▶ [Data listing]
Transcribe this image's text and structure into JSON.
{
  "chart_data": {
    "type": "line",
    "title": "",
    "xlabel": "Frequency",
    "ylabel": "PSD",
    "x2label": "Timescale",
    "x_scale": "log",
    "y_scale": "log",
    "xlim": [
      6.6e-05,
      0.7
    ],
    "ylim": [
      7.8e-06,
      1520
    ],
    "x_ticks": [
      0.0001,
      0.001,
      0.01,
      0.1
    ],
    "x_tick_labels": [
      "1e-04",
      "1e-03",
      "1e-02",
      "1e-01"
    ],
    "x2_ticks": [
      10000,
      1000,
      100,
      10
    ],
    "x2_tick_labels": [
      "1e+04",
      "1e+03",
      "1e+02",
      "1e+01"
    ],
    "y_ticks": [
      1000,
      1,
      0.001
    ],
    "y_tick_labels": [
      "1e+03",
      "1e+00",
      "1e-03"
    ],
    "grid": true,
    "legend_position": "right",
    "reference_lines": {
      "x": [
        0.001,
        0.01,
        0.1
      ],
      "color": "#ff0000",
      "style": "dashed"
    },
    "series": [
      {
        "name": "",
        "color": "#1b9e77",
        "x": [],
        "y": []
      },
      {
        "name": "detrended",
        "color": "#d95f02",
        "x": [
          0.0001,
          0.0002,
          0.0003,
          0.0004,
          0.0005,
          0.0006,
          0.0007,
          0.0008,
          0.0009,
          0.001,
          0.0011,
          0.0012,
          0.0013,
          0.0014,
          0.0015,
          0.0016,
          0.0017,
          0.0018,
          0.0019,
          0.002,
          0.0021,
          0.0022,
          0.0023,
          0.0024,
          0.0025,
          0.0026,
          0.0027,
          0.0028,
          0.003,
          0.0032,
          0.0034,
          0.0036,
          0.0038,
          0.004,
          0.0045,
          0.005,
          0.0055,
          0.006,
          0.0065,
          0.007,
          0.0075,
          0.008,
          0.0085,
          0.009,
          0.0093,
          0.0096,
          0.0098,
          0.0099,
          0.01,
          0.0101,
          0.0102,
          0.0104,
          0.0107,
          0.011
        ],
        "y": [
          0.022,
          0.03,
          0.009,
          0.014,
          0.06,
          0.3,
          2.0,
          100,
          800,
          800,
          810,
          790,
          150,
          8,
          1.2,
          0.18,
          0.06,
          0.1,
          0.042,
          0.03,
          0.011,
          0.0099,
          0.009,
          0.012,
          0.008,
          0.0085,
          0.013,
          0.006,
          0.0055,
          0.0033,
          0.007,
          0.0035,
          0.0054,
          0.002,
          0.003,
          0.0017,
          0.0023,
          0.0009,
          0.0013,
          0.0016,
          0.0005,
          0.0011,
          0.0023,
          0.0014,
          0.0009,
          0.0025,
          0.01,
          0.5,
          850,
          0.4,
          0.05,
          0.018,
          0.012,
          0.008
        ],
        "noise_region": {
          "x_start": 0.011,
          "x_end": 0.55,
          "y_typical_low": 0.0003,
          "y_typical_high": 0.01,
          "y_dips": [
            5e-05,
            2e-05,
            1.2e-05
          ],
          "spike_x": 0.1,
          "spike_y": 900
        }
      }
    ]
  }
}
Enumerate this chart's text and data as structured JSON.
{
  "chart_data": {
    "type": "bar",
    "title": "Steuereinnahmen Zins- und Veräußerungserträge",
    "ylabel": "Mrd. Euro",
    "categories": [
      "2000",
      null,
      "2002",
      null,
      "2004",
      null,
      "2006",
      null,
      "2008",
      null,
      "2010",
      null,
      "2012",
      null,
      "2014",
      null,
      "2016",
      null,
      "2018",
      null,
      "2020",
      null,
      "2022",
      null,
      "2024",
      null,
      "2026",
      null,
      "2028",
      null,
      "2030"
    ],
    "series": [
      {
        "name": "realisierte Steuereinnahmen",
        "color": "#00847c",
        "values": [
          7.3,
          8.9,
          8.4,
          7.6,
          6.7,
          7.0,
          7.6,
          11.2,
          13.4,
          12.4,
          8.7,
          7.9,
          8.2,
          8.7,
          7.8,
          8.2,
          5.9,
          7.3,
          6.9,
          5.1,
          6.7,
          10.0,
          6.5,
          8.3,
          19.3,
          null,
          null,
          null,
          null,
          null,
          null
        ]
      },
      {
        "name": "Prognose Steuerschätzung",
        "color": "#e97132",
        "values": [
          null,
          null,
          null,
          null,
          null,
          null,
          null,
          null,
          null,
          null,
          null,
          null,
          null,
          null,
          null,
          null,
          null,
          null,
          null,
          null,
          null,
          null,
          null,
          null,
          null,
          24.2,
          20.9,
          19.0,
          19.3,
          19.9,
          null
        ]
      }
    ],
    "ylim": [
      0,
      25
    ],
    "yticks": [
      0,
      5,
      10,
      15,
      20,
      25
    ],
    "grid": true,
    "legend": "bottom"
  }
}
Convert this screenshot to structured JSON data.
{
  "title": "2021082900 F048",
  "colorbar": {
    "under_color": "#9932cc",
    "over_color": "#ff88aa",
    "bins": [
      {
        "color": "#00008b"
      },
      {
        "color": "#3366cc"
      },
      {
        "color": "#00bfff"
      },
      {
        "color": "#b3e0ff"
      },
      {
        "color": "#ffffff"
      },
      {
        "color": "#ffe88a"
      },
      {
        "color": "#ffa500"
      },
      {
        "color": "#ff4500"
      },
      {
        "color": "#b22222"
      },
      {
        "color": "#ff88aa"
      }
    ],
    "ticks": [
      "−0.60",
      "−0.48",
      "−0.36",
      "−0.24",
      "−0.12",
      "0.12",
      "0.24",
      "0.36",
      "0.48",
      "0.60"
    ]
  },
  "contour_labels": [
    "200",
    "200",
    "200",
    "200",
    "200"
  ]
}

▶ [Work to do] Can you give every line above again, exactly as written?

▶ [Solved exercise]
Transcribe this image's text and structure into JSON.
{
  "chart_data": {
    "type": "line",
    "title": "",
    "xlabel": "Frequency",
    "ylabel": "PSD",
    "x2label": "Timescale",
    "x_scale": "log",
    "y_scale": "log",
    "xlim": [
      6.6e-05,
      0.7
    ],
    "ylim": [
      7.8e-06,
      1520
    ],
    "x_ticks": [
      0.0001,
      0.001,
      0.01,
      0.1
    ],
    "x_tick_labels": [
      "1e-04",
      "1e-03",
      "1e-02",
      "1e-01"
    ],
    "x2_ticks": [
      10000,
      1000,
      100,
      10
    ],
    "x2_tick_labels": [
      "1e+04",
      "1e+03",
      "1e+02",
      "1e+01"
    ],
    "y_ticks": [
      1000,
      1,
      0.001
    ],
    "y_tick_labels": [
      "1e+03",
      "1e+00",
      "1e-03"
    ],
    "grid": true,
    "legend_position": "right",
    "reference_lines": {
      "x": [
        0.001,
        0.01,
        0.1
      ],
      "color": "#ff0000",
      "style": "dashed"
    },
    "series": [
      {
        "name": "",
        "color": "#1b9e77",
        "x": [],
        "y": []
      },
      {
        "name": "detrended",
        "color": "#d95f02",
        "x": [
          0.0001,
          0.0002,
          0.0003,
          0.0004,
          0.0005,
          0.0006,
          0.0007,
          0.0008,
          0.0009,
          0.001,
          0.0011,
          0.0012,
          0.0013,
          0.0014,
          0.0015,
          0.0016,
          0.0017,
          0.0018,
          0.0019,
          0.002,
          0.0021,
          0.0022,
          0.0023,
          0.0024,
          0.0025,
          0.0026,
          0.0027,
          0.0028,
          0.003,
          0.0032,
          0.0034,
          0.0036,
          0.0038,
          0.004,
          0.0045,
          0.005,
          0.0055,
          0.006,
          0.0065,
          0.007,
          0.0075,
          0.008,
          0.0085,
          0.009,
          0.0093,
          0.0096,
          0.0098,
          0.0099,
          0.01,
          0.0101,
          0.0102,
          0.0104,
          0.0107,
          0.011
        ],
        "y": [
          0.022,
          0.03,
          0.009,
          0.014,
          0.06,
          0.3,
          2.0,
          100,
          800,
          800,
          810,
          790,
          150,
          8,
          1.2,
          0.18,
          0.06,
          0.1,
          0.042,
          0.03,
          0.011,
          0.0099,
          0.009,
          0.012,
          0.008,
          0.0085,
          0.013,
          0.006,
          0.0055,
          0.0033,
          0.007,
          0.0035,
          0.0054,
          0.002,
          0.003,
          0.0017,
          0.0023,
          0.0009,
          0.0013,
          0.0016,
          0.0005,
          0.0011,
          0.0023,
          0.0014,
          0.0009,
          0.0025,
          0.01,
          0.5,
          850,
          0.4,
          0.05,
          0.018,
          0.012,
          0.008
        ],
        "noise_region": {
          "x_start": 0.011,
          "x_end": 0.55,
          "y_typical_low": 0.0003,
          "y_typical_high": 0.01,
          "y_dips": [
            5e-05,
            2e-05,
            1.2e-05
          ],
          "spike_x": 0.1,
          "spike_y": 900
        }
      }
    ]
  }
}
Enumerate this chart's text and data as structured JSON.
{
  "chart_data": {
    "type": "bar",
    "title": "Steuereinnahmen Zins- und Veräußerungserträge",
    "ylabel": "Mrd. Euro",
    "categories": [
      "2000",
      null,
      "2002",
      null,
      "2004",
      null,
      "2006",
      null,
      "2008",
      null,
      "2010",
      null,
      "2012",
      null,
      "2014",
      null,
      "2016",
      null,
      "2018",
      null,
      "2020",
      null,
      "2022",
      null,
      "2024",
      null,
      "2026",
      null,
      "2028",
      null,
      "2030"
    ],
    "series": [
      {
        "name": "realisierte Steuereinnahmen",
        "color": "#00847c",
        "values": [
          7.3,
          8.9,
          8.4,
          7.6,
          6.7,
          7.0,
          7.6,
          11.2,
          13.4,
          12.4,
          8.7,
          7.9,
          8.2,
          8.7,
          7.8,
          8.2,
          5.9,
          7.3,
          6.9,
          5.1,
          6.7,
          10.0,
          6.5,
          8.3,
          19.3,
          null,
          null,
          null,
          null,
          null,
          null
        ]
      },
      {
        "name": "Prognose Steuerschätzung",
        "color": "#e97132",
        "values": [
          null,
          null,
          null,
          null,
          null,
          null,
          null,
          null,
          null,
          null,
          null,
          null,
          null,
          null,
          null,
          null,
          null,
          null,
          null,
          null,
          null,
          null,
          null,
          null,
          null,
          24.2,
          20.9,
          19.0,
          19.3,
          19.9,
          null
        ]
      }
    ],
    "ylim": [
      0,
      25
    ],
    "yticks": [
      0,
      5,
      10,
      15,
      20,
      25
    ],
    "grid": true,
    "legend": "bottom"
  }
}
Convert this screenshot to structured JSON data.
{
  "title": "2021082900 F048",
  "colorbar": {
    "under_color": "#9932cc",
    "over_color": "#ff88aa",
    "bins": [
      {
        "color": "#00008b"
      },
      {
        "color": "#3366cc"
      },
      {
        "color": "#00bfff"
      },
      {
        "color": "#b3e0ff"
      },
      {
        "color": "#ffffff"
      },
      {
        "color": "#ffe88a"
      },
      {
        "color": "#ffa500"
      },
      {
        "color": "#ff4500"
      },
      {
        "color": "#b22222"
      },
      {
        "color": "#ff88aa"
      }
    ],
    "ticks": [
      "−0.60",
      "−0.48",
      "−0.36",
      "−0.24",
      "−0.12",
      "0.12",
      "0.24",
      "0.36",
      "0.48",
      "0.60"
    ]
  },
  "contour_labels": [
    "200",
    "200",
    "200",
    "200",
    "200"
  ]
}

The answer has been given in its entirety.